> _Aim_: Below are some entries. Copy each line that holds the string "then".

━━━━━━━━━━━━━━━━━━━━━━━━━━━━━━

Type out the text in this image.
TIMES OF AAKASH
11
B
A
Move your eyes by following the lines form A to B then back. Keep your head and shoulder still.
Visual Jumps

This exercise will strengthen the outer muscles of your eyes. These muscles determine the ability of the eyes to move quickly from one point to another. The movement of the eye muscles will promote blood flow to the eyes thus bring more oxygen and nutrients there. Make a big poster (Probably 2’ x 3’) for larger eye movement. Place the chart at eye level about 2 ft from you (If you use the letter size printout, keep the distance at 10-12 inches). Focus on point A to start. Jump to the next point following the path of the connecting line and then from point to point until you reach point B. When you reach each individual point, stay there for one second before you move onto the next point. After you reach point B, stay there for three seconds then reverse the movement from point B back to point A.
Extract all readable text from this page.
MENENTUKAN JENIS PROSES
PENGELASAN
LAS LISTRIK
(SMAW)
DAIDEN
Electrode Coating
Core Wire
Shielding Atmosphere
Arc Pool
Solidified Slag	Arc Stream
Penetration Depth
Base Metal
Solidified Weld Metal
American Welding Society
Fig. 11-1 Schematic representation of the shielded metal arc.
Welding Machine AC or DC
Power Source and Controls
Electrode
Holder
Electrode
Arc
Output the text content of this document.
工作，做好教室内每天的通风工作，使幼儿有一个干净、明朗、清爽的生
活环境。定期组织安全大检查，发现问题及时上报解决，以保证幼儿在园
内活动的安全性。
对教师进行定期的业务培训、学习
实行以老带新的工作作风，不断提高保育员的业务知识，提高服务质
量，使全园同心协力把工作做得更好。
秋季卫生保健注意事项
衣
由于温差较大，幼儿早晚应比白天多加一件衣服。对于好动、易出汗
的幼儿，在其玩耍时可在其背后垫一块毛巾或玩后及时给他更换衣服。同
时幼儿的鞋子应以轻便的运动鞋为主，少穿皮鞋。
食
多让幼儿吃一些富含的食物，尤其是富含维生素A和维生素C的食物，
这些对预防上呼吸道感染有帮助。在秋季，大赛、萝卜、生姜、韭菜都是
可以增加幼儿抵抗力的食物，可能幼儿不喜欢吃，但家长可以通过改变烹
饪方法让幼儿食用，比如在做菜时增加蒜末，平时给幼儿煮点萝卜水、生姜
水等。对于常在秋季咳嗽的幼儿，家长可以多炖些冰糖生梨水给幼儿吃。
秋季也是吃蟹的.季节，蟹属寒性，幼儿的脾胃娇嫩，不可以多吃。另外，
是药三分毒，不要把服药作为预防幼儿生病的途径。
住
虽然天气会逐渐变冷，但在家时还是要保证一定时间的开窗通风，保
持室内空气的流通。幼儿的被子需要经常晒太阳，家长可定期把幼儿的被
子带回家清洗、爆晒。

━━━━━━━━━━━━━━━━━━━━━━━━━━━━━━

> _Answer to this problem_:
Move your eyes by following the lines form A to B then back. Keep your head and shoulder still.
This exercise will strengthen the outer muscles of your eyes. These muscles determine the ability of the eyes to move quickly from one point to another. The movement of the eye muscles will promote blood flow to the eyes thus bring more oxygen and nutrients there. Make a big poster (Probably 2’ x 3’) for larger eye movement. Place the chart at eye level about 2 ft from you (If you use the letter size printout, keep the distance at 10-12 inches). Focus on point A to start. Jump to the next point following the path of the connecting line and then from point to point until you reach point B. When you reach each individual point, stay there for one second before you move onto the next point. After you reach point B, stay there for three seconds then reverse the movement from point B back to point A.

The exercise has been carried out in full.